(Stored data entries)
■ ■ ■ ■
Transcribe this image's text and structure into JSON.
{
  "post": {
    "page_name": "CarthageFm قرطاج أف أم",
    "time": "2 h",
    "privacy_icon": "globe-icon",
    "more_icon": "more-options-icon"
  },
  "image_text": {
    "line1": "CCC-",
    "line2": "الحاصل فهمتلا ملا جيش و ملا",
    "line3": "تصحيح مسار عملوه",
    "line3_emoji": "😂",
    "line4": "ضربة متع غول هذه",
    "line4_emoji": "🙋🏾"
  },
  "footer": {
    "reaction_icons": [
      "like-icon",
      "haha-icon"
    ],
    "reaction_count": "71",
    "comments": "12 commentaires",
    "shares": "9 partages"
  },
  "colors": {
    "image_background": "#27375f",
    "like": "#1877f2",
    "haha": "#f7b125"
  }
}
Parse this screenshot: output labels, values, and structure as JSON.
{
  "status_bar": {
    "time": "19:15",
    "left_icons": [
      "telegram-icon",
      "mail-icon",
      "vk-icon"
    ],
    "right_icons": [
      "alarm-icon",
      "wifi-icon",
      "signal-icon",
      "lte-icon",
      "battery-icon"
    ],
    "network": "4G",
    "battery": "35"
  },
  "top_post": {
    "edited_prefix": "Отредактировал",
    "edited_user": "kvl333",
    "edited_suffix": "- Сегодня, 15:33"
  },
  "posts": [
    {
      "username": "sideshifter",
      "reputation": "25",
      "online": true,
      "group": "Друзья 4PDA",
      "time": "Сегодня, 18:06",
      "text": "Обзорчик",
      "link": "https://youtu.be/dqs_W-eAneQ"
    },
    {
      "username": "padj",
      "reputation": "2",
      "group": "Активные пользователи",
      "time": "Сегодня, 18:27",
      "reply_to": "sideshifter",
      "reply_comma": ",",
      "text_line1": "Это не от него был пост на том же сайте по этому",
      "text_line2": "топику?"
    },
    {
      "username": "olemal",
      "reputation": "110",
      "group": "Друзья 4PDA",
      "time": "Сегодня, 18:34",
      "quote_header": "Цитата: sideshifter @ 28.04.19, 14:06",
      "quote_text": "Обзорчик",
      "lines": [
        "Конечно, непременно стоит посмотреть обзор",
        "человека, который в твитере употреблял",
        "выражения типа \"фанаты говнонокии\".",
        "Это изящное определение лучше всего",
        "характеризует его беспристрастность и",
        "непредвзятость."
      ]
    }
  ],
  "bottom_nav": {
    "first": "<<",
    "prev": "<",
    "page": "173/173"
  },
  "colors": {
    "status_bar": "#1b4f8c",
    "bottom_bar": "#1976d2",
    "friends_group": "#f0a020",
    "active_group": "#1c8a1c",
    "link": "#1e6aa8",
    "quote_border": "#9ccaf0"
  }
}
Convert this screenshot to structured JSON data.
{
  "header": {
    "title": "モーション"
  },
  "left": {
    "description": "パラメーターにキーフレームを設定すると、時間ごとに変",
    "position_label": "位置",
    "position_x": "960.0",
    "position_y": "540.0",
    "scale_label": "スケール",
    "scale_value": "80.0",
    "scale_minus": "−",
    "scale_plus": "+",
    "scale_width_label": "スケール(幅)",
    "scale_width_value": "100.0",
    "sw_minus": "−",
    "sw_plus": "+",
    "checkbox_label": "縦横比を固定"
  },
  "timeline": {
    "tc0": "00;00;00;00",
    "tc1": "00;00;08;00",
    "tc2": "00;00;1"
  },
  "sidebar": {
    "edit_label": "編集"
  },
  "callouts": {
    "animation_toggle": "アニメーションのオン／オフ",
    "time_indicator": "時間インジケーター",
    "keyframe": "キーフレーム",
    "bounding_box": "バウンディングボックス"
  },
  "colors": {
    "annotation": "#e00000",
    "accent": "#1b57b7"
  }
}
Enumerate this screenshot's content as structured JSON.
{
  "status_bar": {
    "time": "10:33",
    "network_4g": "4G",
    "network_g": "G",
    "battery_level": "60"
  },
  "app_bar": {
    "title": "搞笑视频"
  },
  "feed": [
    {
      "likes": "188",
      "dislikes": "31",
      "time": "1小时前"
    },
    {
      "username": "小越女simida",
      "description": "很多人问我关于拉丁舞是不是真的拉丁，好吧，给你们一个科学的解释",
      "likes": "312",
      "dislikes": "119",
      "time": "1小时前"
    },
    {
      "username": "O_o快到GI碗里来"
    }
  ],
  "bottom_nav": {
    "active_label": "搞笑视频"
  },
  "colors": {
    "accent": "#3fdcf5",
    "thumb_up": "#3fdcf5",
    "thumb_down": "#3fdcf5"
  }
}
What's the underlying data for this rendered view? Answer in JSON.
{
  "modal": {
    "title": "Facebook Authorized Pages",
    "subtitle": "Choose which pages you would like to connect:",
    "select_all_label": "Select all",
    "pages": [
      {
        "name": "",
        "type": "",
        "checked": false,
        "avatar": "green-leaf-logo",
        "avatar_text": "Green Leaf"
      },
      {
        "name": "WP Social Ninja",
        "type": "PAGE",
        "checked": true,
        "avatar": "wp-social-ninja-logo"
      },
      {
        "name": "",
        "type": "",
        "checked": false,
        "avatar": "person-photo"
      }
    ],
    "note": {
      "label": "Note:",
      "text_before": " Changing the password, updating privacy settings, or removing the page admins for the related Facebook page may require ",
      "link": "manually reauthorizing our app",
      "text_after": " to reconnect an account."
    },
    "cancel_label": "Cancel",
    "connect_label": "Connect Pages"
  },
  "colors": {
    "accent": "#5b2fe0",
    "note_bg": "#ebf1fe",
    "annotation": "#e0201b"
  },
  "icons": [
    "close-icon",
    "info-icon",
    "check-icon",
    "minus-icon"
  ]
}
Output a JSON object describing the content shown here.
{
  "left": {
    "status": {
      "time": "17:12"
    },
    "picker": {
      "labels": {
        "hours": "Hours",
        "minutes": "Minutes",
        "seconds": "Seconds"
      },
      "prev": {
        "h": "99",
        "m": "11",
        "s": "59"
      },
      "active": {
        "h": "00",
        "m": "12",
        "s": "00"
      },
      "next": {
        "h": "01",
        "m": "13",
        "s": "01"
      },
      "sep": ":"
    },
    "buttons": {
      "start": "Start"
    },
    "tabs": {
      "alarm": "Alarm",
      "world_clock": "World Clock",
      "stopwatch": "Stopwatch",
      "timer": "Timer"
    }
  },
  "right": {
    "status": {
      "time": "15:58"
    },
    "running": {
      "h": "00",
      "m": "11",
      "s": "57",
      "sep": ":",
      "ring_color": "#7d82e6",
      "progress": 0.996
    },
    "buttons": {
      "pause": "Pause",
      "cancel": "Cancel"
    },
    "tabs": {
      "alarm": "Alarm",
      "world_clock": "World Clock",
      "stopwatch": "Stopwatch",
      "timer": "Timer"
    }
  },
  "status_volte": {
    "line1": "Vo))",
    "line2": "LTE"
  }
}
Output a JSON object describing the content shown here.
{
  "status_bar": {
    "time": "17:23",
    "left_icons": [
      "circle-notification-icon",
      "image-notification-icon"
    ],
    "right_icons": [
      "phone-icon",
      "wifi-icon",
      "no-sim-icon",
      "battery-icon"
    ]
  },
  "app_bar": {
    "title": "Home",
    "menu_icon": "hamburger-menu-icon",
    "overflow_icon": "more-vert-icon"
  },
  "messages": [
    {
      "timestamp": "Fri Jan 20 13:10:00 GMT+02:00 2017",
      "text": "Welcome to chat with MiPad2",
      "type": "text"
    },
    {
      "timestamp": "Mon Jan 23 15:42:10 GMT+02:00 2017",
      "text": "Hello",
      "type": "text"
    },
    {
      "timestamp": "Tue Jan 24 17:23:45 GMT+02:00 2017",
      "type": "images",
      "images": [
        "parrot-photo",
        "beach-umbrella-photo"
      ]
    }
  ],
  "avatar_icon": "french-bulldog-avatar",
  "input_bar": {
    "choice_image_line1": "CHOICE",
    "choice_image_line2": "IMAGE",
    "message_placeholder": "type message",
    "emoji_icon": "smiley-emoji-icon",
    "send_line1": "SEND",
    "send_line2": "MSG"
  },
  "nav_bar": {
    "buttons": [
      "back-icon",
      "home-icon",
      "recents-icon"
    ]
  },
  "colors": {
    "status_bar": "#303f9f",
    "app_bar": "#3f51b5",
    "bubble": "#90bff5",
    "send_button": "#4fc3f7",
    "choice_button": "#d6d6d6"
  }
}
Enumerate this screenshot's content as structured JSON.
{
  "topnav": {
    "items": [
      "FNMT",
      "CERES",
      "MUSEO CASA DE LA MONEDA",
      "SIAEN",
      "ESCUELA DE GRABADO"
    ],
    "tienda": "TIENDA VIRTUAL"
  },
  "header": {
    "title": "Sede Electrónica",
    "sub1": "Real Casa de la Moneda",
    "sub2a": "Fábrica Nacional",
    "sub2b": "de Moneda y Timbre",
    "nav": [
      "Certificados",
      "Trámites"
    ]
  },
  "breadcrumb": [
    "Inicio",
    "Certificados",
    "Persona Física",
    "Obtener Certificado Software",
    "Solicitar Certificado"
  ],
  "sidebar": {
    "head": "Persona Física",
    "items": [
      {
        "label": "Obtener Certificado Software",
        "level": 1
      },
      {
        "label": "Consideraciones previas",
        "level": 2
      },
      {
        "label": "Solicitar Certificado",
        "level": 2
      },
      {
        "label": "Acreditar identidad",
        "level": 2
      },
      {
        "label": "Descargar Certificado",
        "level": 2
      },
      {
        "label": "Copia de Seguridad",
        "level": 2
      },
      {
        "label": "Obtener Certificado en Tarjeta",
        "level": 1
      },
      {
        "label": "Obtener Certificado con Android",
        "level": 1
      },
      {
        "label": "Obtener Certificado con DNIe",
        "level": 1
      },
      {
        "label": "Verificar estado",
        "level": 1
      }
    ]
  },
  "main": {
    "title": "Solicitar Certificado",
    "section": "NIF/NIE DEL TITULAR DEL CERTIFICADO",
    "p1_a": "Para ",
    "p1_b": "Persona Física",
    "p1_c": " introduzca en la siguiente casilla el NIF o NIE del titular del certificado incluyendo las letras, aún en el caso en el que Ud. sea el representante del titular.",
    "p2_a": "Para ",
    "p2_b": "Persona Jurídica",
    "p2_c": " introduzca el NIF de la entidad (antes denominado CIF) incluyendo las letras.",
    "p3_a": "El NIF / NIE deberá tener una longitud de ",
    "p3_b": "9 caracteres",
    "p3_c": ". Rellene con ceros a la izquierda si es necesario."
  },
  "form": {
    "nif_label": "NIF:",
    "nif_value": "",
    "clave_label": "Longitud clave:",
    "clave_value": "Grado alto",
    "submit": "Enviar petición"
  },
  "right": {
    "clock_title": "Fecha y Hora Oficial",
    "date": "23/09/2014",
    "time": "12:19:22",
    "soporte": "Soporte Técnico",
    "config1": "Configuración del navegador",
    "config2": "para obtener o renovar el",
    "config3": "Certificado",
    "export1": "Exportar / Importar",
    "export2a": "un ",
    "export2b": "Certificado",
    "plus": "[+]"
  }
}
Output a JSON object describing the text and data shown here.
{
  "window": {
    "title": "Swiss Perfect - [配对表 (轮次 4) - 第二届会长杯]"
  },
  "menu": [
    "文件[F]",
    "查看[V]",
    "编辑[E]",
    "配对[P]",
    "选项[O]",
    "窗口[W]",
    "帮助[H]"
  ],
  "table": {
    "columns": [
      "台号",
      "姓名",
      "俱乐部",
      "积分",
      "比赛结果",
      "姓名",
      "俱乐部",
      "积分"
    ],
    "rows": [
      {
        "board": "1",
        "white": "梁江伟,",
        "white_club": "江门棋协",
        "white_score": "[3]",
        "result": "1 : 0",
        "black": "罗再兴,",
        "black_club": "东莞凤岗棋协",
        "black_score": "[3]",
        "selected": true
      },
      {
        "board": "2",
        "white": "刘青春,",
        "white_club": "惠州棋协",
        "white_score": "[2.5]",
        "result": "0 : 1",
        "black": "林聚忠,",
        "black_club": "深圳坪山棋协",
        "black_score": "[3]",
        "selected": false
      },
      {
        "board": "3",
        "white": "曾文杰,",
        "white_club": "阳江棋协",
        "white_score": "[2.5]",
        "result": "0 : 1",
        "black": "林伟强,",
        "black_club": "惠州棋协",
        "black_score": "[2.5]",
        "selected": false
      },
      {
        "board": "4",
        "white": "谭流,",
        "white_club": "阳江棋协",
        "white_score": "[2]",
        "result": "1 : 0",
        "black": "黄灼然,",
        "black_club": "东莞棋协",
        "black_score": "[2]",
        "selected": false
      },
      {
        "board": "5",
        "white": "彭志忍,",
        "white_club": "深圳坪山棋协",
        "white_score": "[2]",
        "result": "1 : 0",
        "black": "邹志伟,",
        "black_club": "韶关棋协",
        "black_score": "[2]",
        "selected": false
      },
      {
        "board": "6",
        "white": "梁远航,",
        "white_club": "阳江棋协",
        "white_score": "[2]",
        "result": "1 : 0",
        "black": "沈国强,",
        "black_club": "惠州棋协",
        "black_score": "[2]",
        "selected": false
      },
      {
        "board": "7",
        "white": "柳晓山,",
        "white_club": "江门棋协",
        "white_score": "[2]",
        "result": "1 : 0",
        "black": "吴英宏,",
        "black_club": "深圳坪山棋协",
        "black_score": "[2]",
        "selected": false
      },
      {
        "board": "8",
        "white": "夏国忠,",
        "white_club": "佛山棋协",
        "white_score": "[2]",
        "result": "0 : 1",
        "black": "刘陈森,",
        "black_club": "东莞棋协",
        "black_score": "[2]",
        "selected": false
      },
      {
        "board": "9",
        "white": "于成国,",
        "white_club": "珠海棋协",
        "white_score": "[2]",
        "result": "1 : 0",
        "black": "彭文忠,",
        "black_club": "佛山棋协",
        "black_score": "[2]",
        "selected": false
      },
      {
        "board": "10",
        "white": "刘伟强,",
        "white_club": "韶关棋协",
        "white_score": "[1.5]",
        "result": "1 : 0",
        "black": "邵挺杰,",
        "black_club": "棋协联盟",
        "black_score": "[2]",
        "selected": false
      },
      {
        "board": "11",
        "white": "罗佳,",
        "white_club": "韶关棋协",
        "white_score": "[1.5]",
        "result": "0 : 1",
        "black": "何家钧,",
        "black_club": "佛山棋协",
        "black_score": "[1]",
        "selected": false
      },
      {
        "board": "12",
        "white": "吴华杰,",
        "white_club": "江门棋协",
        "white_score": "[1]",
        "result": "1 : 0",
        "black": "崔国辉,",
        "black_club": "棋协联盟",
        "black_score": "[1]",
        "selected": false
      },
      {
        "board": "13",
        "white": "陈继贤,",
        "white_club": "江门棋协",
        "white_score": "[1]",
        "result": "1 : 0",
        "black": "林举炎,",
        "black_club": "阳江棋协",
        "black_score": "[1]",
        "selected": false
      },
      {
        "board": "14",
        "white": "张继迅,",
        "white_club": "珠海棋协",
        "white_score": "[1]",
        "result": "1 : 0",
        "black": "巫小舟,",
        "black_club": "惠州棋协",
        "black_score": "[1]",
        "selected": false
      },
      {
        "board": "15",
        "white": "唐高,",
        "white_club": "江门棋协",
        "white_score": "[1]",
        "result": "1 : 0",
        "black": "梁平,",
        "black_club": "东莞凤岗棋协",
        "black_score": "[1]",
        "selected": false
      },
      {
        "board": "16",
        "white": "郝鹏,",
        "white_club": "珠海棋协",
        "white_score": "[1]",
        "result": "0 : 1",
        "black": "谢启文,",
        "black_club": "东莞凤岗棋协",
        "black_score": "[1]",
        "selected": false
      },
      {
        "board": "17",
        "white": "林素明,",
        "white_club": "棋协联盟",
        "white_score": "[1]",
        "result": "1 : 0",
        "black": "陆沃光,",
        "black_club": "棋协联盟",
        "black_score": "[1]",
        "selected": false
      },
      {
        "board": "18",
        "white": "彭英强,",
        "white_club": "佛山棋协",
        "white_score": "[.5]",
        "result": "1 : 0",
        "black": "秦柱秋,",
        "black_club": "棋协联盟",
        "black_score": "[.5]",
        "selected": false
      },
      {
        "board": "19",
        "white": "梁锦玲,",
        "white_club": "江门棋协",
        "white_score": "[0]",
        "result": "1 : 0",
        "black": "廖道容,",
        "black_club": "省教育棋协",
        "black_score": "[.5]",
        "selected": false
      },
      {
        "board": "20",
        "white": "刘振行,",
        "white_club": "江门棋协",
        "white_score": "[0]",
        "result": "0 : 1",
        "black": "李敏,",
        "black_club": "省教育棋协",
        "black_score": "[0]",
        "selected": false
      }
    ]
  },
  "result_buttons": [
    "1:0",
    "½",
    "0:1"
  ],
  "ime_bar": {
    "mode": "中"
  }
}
■ ■ ■ ■
In the entries above, identify each line that includes the string "link", then copy it.

      "link": "https://youtu.be/dqs_W-eAneQ"
    "link": "#1e6aa8",
      "link": "manually reauthorizing our app",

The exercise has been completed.